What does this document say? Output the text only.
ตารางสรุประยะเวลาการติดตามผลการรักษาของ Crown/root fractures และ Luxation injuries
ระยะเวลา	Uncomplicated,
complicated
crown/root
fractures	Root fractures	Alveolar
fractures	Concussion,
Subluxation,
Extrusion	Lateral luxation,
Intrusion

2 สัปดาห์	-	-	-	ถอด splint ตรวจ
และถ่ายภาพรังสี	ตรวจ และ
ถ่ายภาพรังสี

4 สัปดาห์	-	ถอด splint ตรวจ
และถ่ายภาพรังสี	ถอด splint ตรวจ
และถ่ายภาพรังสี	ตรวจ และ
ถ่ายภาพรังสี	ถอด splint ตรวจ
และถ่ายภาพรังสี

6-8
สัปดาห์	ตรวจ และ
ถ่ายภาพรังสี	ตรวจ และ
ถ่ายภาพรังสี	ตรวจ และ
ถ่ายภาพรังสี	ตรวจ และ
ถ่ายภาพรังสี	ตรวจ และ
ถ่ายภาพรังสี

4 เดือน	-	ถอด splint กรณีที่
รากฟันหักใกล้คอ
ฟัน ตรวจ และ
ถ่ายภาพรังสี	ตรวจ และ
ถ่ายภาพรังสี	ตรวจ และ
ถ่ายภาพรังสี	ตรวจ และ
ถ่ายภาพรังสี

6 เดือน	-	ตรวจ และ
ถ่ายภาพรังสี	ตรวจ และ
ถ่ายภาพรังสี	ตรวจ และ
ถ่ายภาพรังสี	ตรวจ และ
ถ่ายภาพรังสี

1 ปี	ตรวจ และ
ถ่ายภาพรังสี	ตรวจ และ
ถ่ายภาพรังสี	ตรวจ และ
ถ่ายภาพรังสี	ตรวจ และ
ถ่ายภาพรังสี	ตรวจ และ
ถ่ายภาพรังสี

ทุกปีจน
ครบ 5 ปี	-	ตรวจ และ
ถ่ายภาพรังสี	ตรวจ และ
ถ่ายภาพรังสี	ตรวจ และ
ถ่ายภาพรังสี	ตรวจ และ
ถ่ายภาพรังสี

━━━

> **Stated goal**
Each record above should be repeated exactly as it appears.

> **Result**
What does this document say? Output the text only.
ตารางสรุประยะเวลาการติดตามผลการรักษาของ Crown/root fractures และ Luxation injuries
ระยะเวลา	Uncomplicated,
complicated
crown/root
fractures	Root fractures	Alveolar
fractures	Concussion,
Subluxation,
Extrusion	Lateral luxation,
Intrusion

2 สัปดาห์	-	-	-	ถอด splint ตรวจ
และถ่ายภาพรังสี	ตรวจ และ
ถ่ายภาพรังสี

4 สัปดาห์	-	ถอด splint ตรวจ
และถ่ายภาพรังสี	ถอด splint ตรวจ
และถ่ายภาพรังสี	ตรวจ และ
ถ่ายภาพรังสี	ถอด splint ตรวจ
และถ่ายภาพรังสี

6-8
สัปดาห์	ตรวจ และ
ถ่ายภาพรังสี	ตรวจ และ
ถ่ายภาพรังสี	ตรวจ และ
ถ่ายภาพรังสี	ตรวจ และ
ถ่ายภาพรังสี	ตรวจ และ
ถ่ายภาพรังสี

4 เดือน	-	ถอด splint กรณีที่
รากฟันหักใกล้คอ
ฟัน ตรวจ และ
ถ่ายภาพรังสี	ตรวจ และ
ถ่ายภาพรังสี	ตรวจ และ
ถ่ายภาพรังสี	ตรวจ และ
ถ่ายภาพรังสี

6 เดือน	-	ตรวจ และ
ถ่ายภาพรังสี	ตรวจ และ
ถ่ายภาพรังสี	ตรวจ และ
ถ่ายภาพรังสี	ตรวจ และ
ถ่ายภาพรังสี

1 ปี	ตรวจ และ
ถ่ายภาพรังสี	ตรวจ และ
ถ่ายภาพรังสี	ตรวจ และ
ถ่ายภาพรังสี	ตรวจ และ
ถ่ายภาพรังสี	ตรวจ และ
ถ่ายภาพรังสี

ทุกปีจน
ครบ 5 ปี	-	ตรวจ และ
ถ่ายภาพรังสี	ตรวจ และ
ถ่ายภาพรังสี	ตรวจ และ
ถ่ายภาพรังสี	ตรวจ และ
ถ่ายภาพรังสี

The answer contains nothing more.